[Raw records]
--- START ---

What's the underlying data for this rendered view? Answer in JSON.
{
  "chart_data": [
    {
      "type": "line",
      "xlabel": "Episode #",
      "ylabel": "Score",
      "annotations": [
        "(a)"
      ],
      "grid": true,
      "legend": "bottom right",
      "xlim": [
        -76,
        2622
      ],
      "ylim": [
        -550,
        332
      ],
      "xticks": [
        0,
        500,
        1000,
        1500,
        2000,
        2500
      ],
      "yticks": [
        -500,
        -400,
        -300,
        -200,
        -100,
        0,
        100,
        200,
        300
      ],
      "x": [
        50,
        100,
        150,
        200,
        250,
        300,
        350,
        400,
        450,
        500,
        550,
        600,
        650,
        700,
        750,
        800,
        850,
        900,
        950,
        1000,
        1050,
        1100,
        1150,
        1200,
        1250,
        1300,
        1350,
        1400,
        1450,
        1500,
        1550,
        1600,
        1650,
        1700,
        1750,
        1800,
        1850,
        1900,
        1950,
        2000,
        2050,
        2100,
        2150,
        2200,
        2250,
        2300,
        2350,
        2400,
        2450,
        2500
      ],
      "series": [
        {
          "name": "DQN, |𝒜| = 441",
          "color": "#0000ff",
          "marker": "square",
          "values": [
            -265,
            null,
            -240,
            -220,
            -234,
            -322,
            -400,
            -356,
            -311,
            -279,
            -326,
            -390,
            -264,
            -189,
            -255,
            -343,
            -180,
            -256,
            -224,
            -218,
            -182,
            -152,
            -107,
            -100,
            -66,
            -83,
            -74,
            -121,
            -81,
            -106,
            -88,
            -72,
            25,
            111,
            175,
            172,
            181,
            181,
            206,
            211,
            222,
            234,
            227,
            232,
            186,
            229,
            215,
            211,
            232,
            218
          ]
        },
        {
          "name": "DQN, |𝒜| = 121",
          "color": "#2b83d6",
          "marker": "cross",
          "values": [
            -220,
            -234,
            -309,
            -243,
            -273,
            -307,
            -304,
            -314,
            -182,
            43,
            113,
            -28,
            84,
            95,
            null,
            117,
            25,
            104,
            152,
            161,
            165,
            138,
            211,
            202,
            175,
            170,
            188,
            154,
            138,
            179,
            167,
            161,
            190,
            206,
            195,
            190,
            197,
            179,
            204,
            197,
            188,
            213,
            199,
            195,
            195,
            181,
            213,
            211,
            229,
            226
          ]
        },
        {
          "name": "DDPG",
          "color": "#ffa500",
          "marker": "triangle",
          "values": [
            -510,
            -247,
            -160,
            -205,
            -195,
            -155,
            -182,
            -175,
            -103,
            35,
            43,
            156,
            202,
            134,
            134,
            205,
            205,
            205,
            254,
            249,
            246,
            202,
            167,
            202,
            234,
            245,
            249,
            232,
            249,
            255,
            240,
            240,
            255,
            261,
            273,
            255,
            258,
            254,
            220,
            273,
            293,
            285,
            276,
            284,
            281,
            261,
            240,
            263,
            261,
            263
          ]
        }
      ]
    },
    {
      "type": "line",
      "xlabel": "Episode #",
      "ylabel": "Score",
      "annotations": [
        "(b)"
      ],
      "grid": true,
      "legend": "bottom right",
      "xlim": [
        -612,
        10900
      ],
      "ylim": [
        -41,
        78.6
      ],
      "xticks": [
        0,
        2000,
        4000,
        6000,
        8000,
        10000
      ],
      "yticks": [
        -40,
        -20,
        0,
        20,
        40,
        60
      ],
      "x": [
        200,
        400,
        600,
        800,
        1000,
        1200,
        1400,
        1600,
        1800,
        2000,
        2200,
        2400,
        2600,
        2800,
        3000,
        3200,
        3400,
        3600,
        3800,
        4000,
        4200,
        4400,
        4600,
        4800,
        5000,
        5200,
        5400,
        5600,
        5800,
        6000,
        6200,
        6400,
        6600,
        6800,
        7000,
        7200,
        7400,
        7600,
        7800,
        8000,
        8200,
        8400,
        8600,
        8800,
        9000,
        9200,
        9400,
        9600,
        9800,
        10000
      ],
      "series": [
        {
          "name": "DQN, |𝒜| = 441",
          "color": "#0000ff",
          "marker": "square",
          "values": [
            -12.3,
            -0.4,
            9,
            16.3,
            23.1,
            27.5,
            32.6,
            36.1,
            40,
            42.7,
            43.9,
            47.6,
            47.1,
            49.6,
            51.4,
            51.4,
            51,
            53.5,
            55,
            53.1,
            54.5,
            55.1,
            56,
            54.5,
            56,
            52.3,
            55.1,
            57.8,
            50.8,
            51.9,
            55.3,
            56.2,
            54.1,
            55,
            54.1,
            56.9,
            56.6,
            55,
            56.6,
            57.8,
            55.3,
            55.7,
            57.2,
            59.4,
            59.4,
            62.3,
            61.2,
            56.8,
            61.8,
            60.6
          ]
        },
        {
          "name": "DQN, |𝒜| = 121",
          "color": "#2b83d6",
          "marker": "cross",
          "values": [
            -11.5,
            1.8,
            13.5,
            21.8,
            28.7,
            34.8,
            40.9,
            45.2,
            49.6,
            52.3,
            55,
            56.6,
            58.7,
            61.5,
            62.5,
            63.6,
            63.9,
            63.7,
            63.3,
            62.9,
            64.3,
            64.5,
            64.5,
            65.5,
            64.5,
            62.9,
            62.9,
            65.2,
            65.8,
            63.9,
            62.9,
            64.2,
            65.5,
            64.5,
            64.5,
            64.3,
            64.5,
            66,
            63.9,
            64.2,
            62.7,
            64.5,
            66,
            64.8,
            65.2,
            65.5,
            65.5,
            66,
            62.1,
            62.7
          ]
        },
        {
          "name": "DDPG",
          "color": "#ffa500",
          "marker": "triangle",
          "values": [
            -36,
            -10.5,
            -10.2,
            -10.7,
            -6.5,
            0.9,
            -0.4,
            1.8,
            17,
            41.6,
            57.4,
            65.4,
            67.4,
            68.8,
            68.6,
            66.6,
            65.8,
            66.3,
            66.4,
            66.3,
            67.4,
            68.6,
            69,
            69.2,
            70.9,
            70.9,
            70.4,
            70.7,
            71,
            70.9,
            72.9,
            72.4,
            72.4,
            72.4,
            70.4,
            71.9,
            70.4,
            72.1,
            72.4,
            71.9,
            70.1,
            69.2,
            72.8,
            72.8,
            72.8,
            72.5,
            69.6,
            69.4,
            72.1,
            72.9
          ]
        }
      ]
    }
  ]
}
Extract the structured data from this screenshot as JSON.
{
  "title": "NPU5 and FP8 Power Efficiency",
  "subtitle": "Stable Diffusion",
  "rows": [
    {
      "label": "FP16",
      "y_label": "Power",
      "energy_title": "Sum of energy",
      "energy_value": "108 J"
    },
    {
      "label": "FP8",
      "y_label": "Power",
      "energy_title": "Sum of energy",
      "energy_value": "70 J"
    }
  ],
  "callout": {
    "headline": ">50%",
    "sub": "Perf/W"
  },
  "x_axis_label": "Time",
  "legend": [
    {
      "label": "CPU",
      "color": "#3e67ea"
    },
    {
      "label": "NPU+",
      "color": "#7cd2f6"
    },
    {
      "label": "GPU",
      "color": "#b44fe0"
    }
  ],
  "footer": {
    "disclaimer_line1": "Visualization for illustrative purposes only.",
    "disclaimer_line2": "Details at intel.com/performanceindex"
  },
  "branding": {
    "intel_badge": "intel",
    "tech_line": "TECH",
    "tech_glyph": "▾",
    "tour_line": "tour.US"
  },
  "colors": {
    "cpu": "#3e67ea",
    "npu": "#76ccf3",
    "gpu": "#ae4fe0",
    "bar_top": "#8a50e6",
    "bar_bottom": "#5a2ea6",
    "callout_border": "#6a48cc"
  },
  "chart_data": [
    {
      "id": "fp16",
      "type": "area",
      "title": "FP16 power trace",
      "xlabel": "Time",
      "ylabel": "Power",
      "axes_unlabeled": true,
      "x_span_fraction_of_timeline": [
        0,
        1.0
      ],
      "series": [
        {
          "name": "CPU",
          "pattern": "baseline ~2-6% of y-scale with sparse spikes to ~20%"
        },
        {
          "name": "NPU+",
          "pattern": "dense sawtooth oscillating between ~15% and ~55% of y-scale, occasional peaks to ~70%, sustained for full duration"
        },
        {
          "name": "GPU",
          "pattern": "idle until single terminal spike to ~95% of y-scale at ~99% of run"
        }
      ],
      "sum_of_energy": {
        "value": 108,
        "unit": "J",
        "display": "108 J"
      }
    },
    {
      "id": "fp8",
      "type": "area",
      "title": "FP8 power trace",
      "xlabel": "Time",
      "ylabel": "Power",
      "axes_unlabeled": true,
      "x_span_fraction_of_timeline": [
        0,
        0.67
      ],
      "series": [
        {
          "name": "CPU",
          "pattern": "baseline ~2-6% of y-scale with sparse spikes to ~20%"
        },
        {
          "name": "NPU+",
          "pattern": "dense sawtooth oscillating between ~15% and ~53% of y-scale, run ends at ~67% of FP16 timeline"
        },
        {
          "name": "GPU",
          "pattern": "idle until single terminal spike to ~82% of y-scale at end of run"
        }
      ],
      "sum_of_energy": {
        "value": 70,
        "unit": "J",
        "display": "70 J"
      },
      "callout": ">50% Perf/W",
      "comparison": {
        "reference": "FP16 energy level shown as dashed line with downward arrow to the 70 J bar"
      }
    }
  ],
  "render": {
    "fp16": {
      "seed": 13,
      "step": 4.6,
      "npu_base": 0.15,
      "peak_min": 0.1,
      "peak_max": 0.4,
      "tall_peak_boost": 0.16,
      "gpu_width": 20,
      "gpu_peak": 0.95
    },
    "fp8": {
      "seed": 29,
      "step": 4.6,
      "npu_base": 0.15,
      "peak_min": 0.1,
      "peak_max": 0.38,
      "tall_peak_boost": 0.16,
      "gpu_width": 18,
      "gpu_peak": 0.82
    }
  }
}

--- END ---

=== Stated goal ===
Return every line from the records above that holds the word "oscillating".

=== Expected output ===
          "pattern": "dense sawtooth oscillating between ~15% and ~55% of y-scale, occasional peaks to ~70%, sustained for full duration"
          "pattern": "dense sawtooth oscillating between ~15% and ~53% of y-scale, run ends at ~67% of FP16 timeline"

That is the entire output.